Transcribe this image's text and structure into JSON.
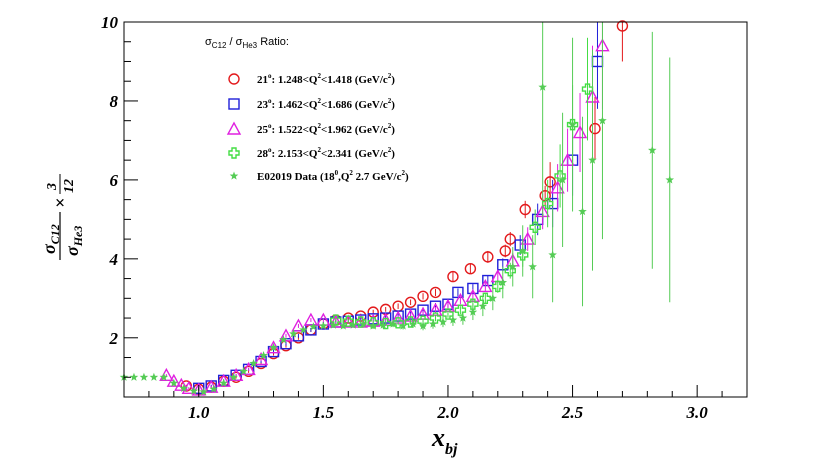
{
  "chart_data": {
    "type": "scatter",
    "xlabel": "x",
    "xlabel_sub": "bj",
    "ylabel_num": "σ",
    "ylabel_num_sub": "C12",
    "ylabel_den": "σ",
    "ylabel_den_sub": "He3",
    "ylabel_times": "×",
    "ylabel_frac_num": "3",
    "ylabel_frac_den": "12",
    "xlim": [
      0.7,
      3.2
    ],
    "ylim": [
      0.5,
      10
    ],
    "xticks": [
      {
        "v": 1.0,
        "label": "1.0"
      },
      {
        "v": 1.5,
        "label": "1.5"
      },
      {
        "v": 2.0,
        "label": "2.0"
      },
      {
        "v": 2.5,
        "label": "2.5"
      },
      {
        "v": 3.0,
        "label": "3.0"
      }
    ],
    "yticks": [
      {
        "v": 2,
        "label": "2"
      },
      {
        "v": 4,
        "label": "4"
      },
      {
        "v": 6,
        "label": "6"
      },
      {
        "v": 8,
        "label": "8"
      },
      {
        "v": 10,
        "label": "10"
      }
    ],
    "legend": {
      "title": "σC12 / σHe3 Ratio:",
      "title_parts": {
        "s1": "σ",
        "sub1": "C12",
        "sep": " / ",
        "s2": "σ",
        "sub2": "He3",
        "tail": " Ratio:"
      }
    },
    "series": [
      {
        "name": "21°: 1.248<Q²<1.418 (GeV/c²)",
        "legend_parts": {
          "angle": "21",
          "deg": "o",
          "a": ": 1.248<Q",
          "sq": "2",
          "b": "<1.418 (GeV/c",
          "sq2": "2",
          "c": ")"
        },
        "marker": "circle",
        "color": "#e31a1c",
        "points": [
          [
            0.95,
            0.78,
            0.03
          ],
          [
            1.0,
            0.7,
            0.03
          ],
          [
            1.05,
            0.75,
            0.03
          ],
          [
            1.1,
            0.9,
            0.03
          ],
          [
            1.15,
            1.0,
            0.03
          ],
          [
            1.2,
            1.15,
            0.04
          ],
          [
            1.25,
            1.35,
            0.04
          ],
          [
            1.3,
            1.6,
            0.05
          ],
          [
            1.35,
            1.8,
            0.05
          ],
          [
            1.4,
            2.0,
            0.05
          ],
          [
            1.45,
            2.2,
            0.05
          ],
          [
            1.5,
            2.35,
            0.05
          ],
          [
            1.55,
            2.45,
            0.05
          ],
          [
            1.6,
            2.5,
            0.05
          ],
          [
            1.65,
            2.55,
            0.06
          ],
          [
            1.7,
            2.65,
            0.06
          ],
          [
            1.75,
            2.72,
            0.06
          ],
          [
            1.8,
            2.8,
            0.07
          ],
          [
            1.85,
            2.9,
            0.07
          ],
          [
            1.9,
            3.05,
            0.08
          ],
          [
            1.95,
            3.15,
            0.09
          ],
          [
            2.02,
            3.55,
            0.12
          ],
          [
            2.09,
            3.75,
            0.13
          ],
          [
            2.16,
            4.05,
            0.15
          ],
          [
            2.23,
            4.2,
            0.16
          ],
          [
            2.25,
            4.5,
            0.18
          ],
          [
            2.31,
            5.25,
            0.22
          ],
          [
            2.39,
            5.6,
            0.25
          ],
          [
            2.41,
            5.95,
            0.5
          ],
          [
            2.59,
            7.3,
            0.8
          ],
          [
            2.7,
            9.9,
            0.9
          ]
        ]
      },
      {
        "name": "23°: 1.462<Q²<1.686 (GeV/c²)",
        "legend_parts": {
          "angle": "23",
          "deg": "o",
          "a": ": 1.462<Q",
          "sq": "2",
          "b": "<1.686 (GeV/c",
          "sq2": "2",
          "c": ")"
        },
        "marker": "square",
        "color": "#1f1fd9",
        "points": [
          [
            1.0,
            0.72,
            0.03
          ],
          [
            1.05,
            0.78,
            0.03
          ],
          [
            1.1,
            0.92,
            0.03
          ],
          [
            1.15,
            1.05,
            0.03
          ],
          [
            1.2,
            1.2,
            0.04
          ],
          [
            1.25,
            1.4,
            0.04
          ],
          [
            1.3,
            1.65,
            0.05
          ],
          [
            1.35,
            1.85,
            0.05
          ],
          [
            1.4,
            2.05,
            0.05
          ],
          [
            1.45,
            2.2,
            0.05
          ],
          [
            1.5,
            2.35,
            0.05
          ],
          [
            1.55,
            2.4,
            0.05
          ],
          [
            1.6,
            2.42,
            0.05
          ],
          [
            1.65,
            2.45,
            0.05
          ],
          [
            1.7,
            2.48,
            0.06
          ],
          [
            1.75,
            2.5,
            0.06
          ],
          [
            1.8,
            2.55,
            0.06
          ],
          [
            1.85,
            2.6,
            0.07
          ],
          [
            1.9,
            2.7,
            0.07
          ],
          [
            1.95,
            2.8,
            0.08
          ],
          [
            2.0,
            2.85,
            0.09
          ],
          [
            2.04,
            3.15,
            0.1
          ],
          [
            2.1,
            3.25,
            0.11
          ],
          [
            2.16,
            3.45,
            0.13
          ],
          [
            2.22,
            3.85,
            0.16
          ],
          [
            2.29,
            4.35,
            0.25
          ],
          [
            2.36,
            5.0,
            0.4
          ],
          [
            2.42,
            5.4,
            0.6
          ],
          [
            2.5,
            6.5,
            0.9
          ],
          [
            2.6,
            9.0,
            1.2
          ]
        ]
      },
      {
        "name": "25°: 1.522<Q²<1.962 (GeV/c²)",
        "legend_parts": {
          "angle": "25",
          "deg": "o",
          "a": ": 1.522<Q",
          "sq": "2",
          "b": "<1.962 (GeV/c",
          "sq2": "2",
          "c": ")"
        },
        "marker": "triangle",
        "color": "#e020e0",
        "points": [
          [
            0.87,
            1.05,
            0.03
          ],
          [
            0.9,
            0.9,
            0.03
          ],
          [
            0.93,
            0.8,
            0.03
          ],
          [
            0.96,
            0.72,
            0.03
          ],
          [
            1.0,
            0.68,
            0.03
          ],
          [
            1.05,
            0.75,
            0.03
          ],
          [
            1.1,
            0.9,
            0.03
          ],
          [
            1.15,
            1.05,
            0.03
          ],
          [
            1.2,
            1.2,
            0.04
          ],
          [
            1.25,
            1.45,
            0.04
          ],
          [
            1.3,
            1.75,
            0.05
          ],
          [
            1.35,
            2.05,
            0.05
          ],
          [
            1.4,
            2.3,
            0.05
          ],
          [
            1.45,
            2.45,
            0.05
          ],
          [
            1.5,
            2.45,
            0.05
          ],
          [
            1.55,
            2.4,
            0.05
          ],
          [
            1.6,
            2.4,
            0.05
          ],
          [
            1.65,
            2.4,
            0.05
          ],
          [
            1.7,
            2.42,
            0.06
          ],
          [
            1.75,
            2.45,
            0.06
          ],
          [
            1.8,
            2.5,
            0.06
          ],
          [
            1.85,
            2.55,
            0.07
          ],
          [
            1.9,
            2.6,
            0.07
          ],
          [
            1.95,
            2.7,
            0.08
          ],
          [
            2.0,
            2.8,
            0.09
          ],
          [
            2.05,
            2.95,
            0.1
          ],
          [
            2.1,
            3.05,
            0.11
          ],
          [
            2.15,
            3.3,
            0.13
          ],
          [
            2.2,
            3.55,
            0.16
          ],
          [
            2.26,
            3.95,
            0.2
          ],
          [
            2.32,
            4.5,
            0.3
          ],
          [
            2.38,
            5.2,
            0.45
          ],
          [
            2.44,
            5.8,
            0.6
          ],
          [
            2.48,
            6.5,
            0.8
          ],
          [
            2.53,
            7.2,
            1.0
          ],
          [
            2.58,
            8.1,
            1.3
          ],
          [
            2.62,
            9.4,
            1.6
          ]
        ]
      },
      {
        "name": "28°: 2.153<Q²<2.341 (GeV/c²)",
        "legend_parts": {
          "angle": "28",
          "deg": "o",
          "a": ": 2.153<Q",
          "sq": "2",
          "b": "<2.341 (GeV/c",
          "sq2": "2",
          "c": ")"
        },
        "marker": "cross",
        "color": "#44dd44",
        "points": [
          [
            1.55,
            2.45,
            0.05
          ],
          [
            1.6,
            2.42,
            0.05
          ],
          [
            1.65,
            2.4,
            0.05
          ],
          [
            1.7,
            2.38,
            0.06
          ],
          [
            1.75,
            2.36,
            0.06
          ],
          [
            1.8,
            2.38,
            0.06
          ],
          [
            1.85,
            2.4,
            0.07
          ],
          [
            1.9,
            2.42,
            0.07
          ],
          [
            1.95,
            2.5,
            0.08
          ],
          [
            2.0,
            2.6,
            0.09
          ],
          [
            2.05,
            2.7,
            0.1
          ],
          [
            2.1,
            2.85,
            0.11
          ],
          [
            2.15,
            3.0,
            0.13
          ],
          [
            2.2,
            3.3,
            0.16
          ],
          [
            2.25,
            3.7,
            0.2
          ],
          [
            2.3,
            4.1,
            0.3
          ],
          [
            2.35,
            4.8,
            0.45
          ],
          [
            2.4,
            5.4,
            0.6
          ],
          [
            2.45,
            6.1,
            0.8
          ],
          [
            2.5,
            7.4,
            1.0
          ],
          [
            2.56,
            8.3,
            1.3
          ]
        ]
      },
      {
        "name": "E02019 Data (18°,Q² 2.7 GeV/c²)",
        "legend_parts": {
          "a": "E02019 Data (18",
          "deg": "0",
          "b": ",Q",
          "sq": "2",
          "c": " 2.7 GeV/c",
          "sq2": "2",
          "d": ")"
        },
        "marker": "star",
        "color": "#55cc55",
        "points": [
          [
            0.7,
            1.0,
            0.0
          ],
          [
            0.74,
            1.0,
            0.0
          ],
          [
            0.78,
            1.0,
            0.0
          ],
          [
            0.82,
            1.0,
            0.0
          ],
          [
            0.86,
            1.0,
            0.0
          ],
          [
            0.9,
            0.85,
            0.02
          ],
          [
            0.94,
            0.72,
            0.02
          ],
          [
            0.98,
            0.65,
            0.02
          ],
          [
            1.02,
            0.63,
            0.02
          ],
          [
            1.06,
            0.7,
            0.02
          ],
          [
            1.1,
            0.85,
            0.02
          ],
          [
            1.14,
            1.0,
            0.03
          ],
          [
            1.18,
            1.15,
            0.03
          ],
          [
            1.22,
            1.35,
            0.03
          ],
          [
            1.26,
            1.55,
            0.04
          ],
          [
            1.3,
            1.75,
            0.04
          ],
          [
            1.34,
            1.95,
            0.05
          ],
          [
            1.38,
            2.1,
            0.05
          ],
          [
            1.42,
            2.2,
            0.05
          ],
          [
            1.46,
            2.28,
            0.05
          ],
          [
            1.5,
            2.3,
            0.05
          ],
          [
            1.54,
            2.32,
            0.06
          ],
          [
            1.58,
            2.3,
            0.06
          ],
          [
            1.62,
            2.32,
            0.06
          ],
          [
            1.66,
            2.35,
            0.07
          ],
          [
            1.7,
            2.3,
            0.07
          ],
          [
            1.74,
            2.32,
            0.08
          ],
          [
            1.78,
            2.35,
            0.08
          ],
          [
            1.82,
            2.3,
            0.09
          ],
          [
            1.86,
            2.35,
            0.1
          ],
          [
            1.9,
            2.3,
            0.11
          ],
          [
            1.94,
            2.35,
            0.12
          ],
          [
            1.98,
            2.4,
            0.13
          ],
          [
            2.02,
            2.45,
            0.15
          ],
          [
            2.06,
            2.5,
            0.17
          ],
          [
            2.1,
            2.65,
            0.2
          ],
          [
            2.14,
            2.8,
            0.25
          ],
          [
            2.18,
            3.0,
            0.3
          ],
          [
            2.22,
            3.4,
            0.4
          ],
          [
            2.26,
            3.8,
            0.5
          ],
          [
            2.3,
            4.2,
            0.65
          ],
          [
            2.34,
            3.8,
            0.8
          ],
          [
            2.38,
            8.35,
            3.3
          ],
          [
            2.42,
            4.1,
            1.2
          ],
          [
            2.46,
            6.0,
            1.7
          ],
          [
            2.5,
            7.4,
            2.2
          ],
          [
            2.54,
            5.2,
            2.4
          ],
          [
            2.58,
            6.5,
            2.8
          ],
          [
            2.62,
            7.5,
            3.0
          ],
          [
            2.82,
            6.75,
            3.0
          ],
          [
            2.89,
            6.0,
            3.1
          ]
        ]
      }
    ]
  }
}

* **Job**
Look through the material and copy each line that has "name".

* **Response to the task**
        "name": "21°: 1.248<Q²<1.418 (GeV/c²)",
        "name": "23°: 1.462<Q²<1.686 (GeV/c²)",
        "name": "25°: 1.522<Q²<1.962 (GeV/c²)",
        "name": "28°: 2.153<Q²<2.341 (GeV/c²)",
        "name": "E02019 Data (18°,Q² 2.7 GeV/c²)",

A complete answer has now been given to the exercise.